------ ITEMS

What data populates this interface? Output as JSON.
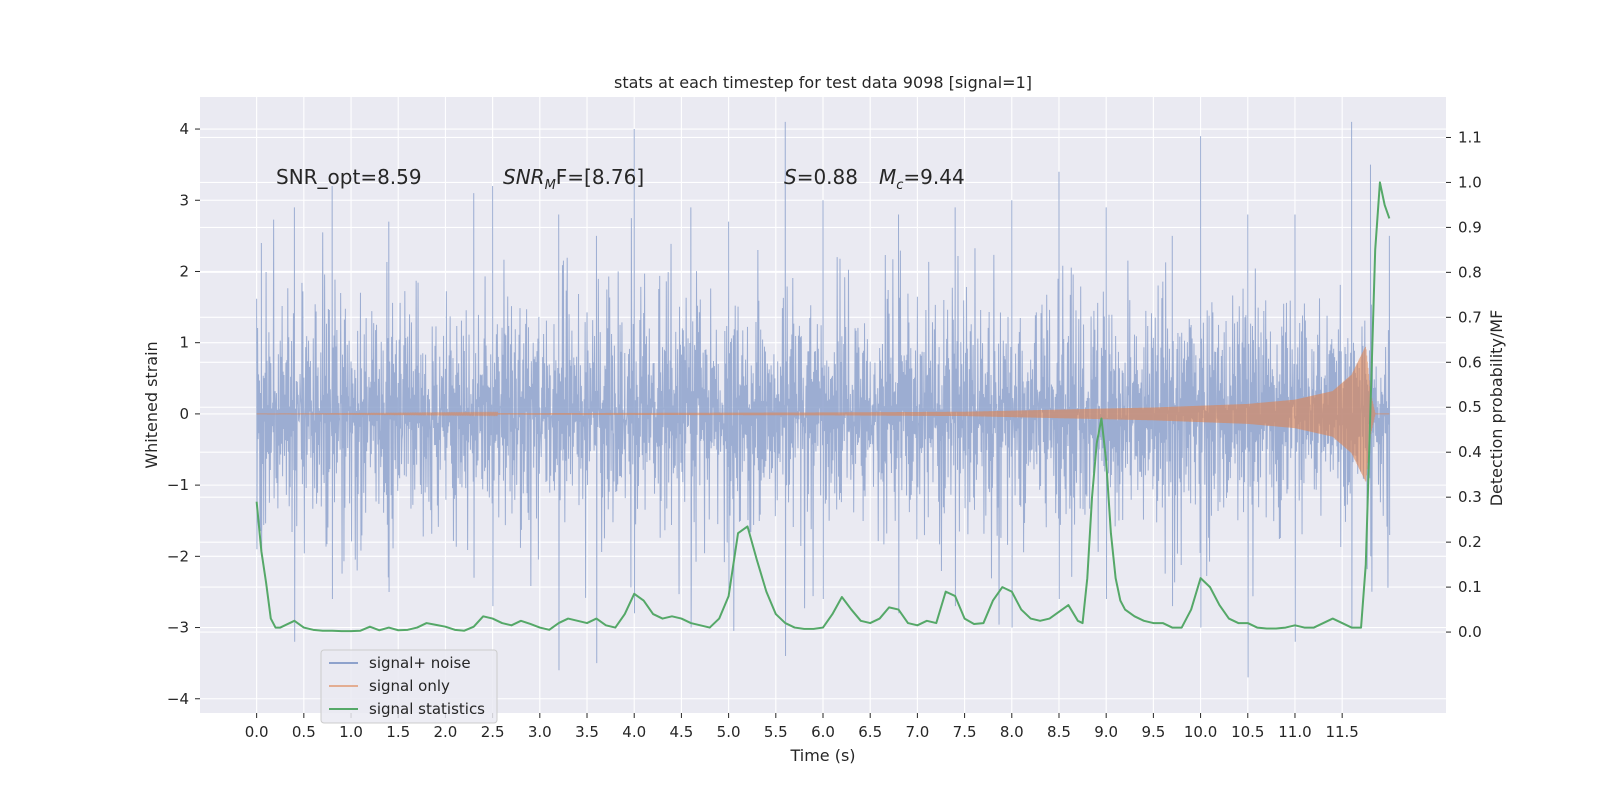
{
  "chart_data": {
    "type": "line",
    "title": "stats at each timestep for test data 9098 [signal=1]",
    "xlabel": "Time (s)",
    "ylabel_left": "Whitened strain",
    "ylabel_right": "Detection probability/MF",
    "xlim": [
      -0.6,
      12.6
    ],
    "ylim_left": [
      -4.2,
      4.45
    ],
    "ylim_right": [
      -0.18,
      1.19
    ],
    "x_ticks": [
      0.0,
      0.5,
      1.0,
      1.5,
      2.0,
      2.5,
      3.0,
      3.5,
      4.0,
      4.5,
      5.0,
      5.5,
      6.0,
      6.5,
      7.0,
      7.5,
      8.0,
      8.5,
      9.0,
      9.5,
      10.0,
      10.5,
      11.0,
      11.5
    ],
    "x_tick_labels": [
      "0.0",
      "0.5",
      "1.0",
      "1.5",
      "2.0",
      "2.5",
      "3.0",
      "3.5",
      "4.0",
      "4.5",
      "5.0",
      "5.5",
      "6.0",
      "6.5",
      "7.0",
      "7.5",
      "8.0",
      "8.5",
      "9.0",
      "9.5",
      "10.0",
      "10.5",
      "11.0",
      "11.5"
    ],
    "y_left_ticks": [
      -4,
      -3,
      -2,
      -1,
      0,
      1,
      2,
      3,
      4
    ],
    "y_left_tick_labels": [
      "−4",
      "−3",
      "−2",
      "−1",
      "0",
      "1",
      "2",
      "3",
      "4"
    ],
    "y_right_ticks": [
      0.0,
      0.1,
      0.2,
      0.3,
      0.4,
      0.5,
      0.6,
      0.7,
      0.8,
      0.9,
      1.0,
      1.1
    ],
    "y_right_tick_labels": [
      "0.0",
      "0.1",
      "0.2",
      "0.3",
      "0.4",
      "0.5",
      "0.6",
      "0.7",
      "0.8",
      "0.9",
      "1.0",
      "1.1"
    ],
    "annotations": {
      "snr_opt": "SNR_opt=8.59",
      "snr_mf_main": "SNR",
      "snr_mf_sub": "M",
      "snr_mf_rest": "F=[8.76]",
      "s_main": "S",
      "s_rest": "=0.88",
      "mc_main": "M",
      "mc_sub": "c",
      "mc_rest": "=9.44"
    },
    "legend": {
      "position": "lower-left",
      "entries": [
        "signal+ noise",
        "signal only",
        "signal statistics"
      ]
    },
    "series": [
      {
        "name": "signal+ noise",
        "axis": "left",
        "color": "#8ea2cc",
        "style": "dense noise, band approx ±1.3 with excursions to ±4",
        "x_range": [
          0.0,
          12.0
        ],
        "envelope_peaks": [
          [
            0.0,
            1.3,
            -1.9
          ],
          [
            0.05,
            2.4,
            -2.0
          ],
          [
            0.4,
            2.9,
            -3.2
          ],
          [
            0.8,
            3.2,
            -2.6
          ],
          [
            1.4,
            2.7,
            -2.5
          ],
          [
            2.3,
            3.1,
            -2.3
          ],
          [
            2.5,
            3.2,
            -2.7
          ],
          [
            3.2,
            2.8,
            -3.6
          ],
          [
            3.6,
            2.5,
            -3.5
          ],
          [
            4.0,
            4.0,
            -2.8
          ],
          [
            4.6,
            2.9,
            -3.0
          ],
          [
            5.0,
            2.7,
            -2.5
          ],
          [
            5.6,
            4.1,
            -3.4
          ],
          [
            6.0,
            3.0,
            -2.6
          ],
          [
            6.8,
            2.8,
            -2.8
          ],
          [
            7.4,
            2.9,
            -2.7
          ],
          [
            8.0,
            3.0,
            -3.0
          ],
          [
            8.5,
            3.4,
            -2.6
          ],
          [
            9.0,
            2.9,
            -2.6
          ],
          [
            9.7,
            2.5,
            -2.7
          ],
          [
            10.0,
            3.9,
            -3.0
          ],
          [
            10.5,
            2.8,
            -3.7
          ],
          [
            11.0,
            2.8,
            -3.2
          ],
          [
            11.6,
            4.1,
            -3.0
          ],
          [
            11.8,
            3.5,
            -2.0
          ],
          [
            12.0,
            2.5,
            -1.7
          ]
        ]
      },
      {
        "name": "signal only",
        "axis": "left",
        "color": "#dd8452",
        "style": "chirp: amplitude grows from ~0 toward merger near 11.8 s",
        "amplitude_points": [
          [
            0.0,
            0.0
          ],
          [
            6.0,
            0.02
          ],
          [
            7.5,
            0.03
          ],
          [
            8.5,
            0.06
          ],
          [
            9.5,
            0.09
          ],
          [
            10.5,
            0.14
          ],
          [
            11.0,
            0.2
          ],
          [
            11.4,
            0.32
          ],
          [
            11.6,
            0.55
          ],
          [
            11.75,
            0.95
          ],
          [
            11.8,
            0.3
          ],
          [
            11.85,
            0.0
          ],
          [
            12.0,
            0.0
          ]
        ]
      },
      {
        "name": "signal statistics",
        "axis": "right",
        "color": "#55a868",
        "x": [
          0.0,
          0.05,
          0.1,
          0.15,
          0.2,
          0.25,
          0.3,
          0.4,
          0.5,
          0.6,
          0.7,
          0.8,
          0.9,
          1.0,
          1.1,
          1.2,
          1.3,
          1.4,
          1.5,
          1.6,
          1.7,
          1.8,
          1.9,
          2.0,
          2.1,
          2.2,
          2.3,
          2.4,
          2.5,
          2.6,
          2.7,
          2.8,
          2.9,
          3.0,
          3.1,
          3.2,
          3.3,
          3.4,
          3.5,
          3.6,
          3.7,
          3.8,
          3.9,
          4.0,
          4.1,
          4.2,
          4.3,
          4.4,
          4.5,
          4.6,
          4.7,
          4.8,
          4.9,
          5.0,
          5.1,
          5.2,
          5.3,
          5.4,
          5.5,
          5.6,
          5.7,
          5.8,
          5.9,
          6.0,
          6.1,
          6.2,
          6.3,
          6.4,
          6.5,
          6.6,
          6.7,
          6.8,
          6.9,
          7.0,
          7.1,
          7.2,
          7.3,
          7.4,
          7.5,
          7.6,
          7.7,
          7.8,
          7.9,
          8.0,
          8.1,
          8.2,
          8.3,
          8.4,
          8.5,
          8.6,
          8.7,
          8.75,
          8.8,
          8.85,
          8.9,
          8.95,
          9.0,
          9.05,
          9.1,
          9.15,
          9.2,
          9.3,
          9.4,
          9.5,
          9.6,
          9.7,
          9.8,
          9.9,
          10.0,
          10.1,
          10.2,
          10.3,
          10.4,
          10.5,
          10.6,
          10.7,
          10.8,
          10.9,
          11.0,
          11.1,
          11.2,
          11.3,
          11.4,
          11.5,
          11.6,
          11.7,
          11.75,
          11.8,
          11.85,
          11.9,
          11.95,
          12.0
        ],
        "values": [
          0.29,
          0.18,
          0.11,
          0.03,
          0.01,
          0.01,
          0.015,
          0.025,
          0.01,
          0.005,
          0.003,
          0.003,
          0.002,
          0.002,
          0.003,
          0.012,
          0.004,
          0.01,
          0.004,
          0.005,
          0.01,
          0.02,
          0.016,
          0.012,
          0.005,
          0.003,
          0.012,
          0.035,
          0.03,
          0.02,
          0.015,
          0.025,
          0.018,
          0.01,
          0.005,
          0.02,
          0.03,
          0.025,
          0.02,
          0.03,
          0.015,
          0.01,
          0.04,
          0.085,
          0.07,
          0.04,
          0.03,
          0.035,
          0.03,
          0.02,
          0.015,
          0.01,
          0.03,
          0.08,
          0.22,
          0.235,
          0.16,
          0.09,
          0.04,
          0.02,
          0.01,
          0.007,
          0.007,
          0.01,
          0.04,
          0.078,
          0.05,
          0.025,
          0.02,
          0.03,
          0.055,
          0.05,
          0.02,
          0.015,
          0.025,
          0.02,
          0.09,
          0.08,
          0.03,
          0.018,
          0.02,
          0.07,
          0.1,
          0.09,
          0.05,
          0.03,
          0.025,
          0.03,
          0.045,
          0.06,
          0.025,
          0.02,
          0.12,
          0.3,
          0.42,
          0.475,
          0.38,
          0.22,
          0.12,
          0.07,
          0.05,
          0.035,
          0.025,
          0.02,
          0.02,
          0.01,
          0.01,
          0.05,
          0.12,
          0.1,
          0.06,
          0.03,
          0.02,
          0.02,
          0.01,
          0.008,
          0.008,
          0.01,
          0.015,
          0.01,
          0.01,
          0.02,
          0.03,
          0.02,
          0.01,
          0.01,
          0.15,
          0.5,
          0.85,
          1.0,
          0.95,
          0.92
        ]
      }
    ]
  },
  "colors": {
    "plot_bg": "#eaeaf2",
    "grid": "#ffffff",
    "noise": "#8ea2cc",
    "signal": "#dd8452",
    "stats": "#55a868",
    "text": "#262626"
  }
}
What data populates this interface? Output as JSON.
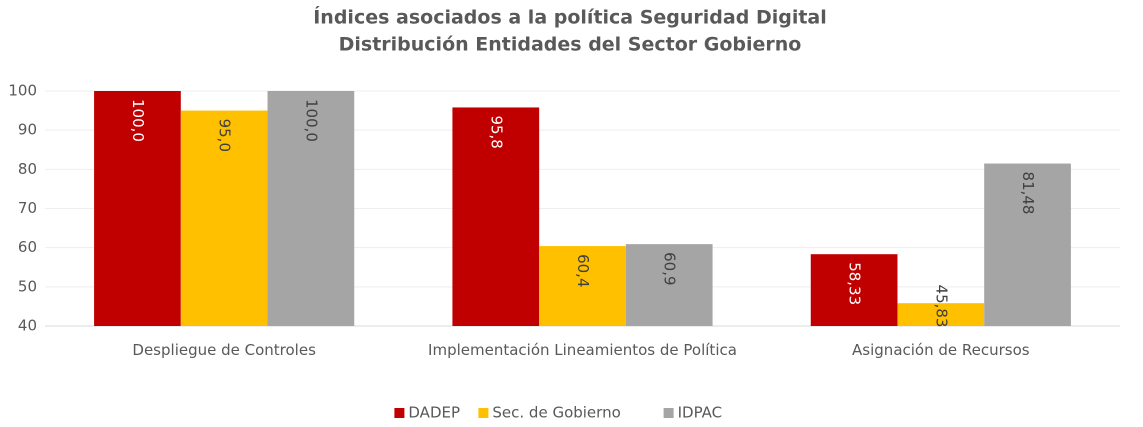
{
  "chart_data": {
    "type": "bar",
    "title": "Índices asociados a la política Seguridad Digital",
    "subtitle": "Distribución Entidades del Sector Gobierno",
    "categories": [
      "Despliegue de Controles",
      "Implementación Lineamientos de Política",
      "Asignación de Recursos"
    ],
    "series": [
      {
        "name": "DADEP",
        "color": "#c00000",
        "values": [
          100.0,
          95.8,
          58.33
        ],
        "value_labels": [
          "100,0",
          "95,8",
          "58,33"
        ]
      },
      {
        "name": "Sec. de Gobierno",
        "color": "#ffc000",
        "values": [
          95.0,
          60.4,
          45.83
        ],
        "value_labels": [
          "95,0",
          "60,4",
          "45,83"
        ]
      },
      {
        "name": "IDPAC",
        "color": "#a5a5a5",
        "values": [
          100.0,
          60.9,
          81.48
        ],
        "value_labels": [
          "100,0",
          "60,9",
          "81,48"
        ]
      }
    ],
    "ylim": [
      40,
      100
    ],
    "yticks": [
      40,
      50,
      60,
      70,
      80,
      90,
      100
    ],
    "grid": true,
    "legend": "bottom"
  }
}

------------

WHAT IS ASKED: Find the lines above that contain the word "name" and collect them.

COMPLETED EXERCISE:
        "name": "signal+ noise",
        "name": "signal only",
        "name": "signal statistics",
        "name": "DADEP",
        "name": "Sec. de Gobierno",
        "name": "IDPAC",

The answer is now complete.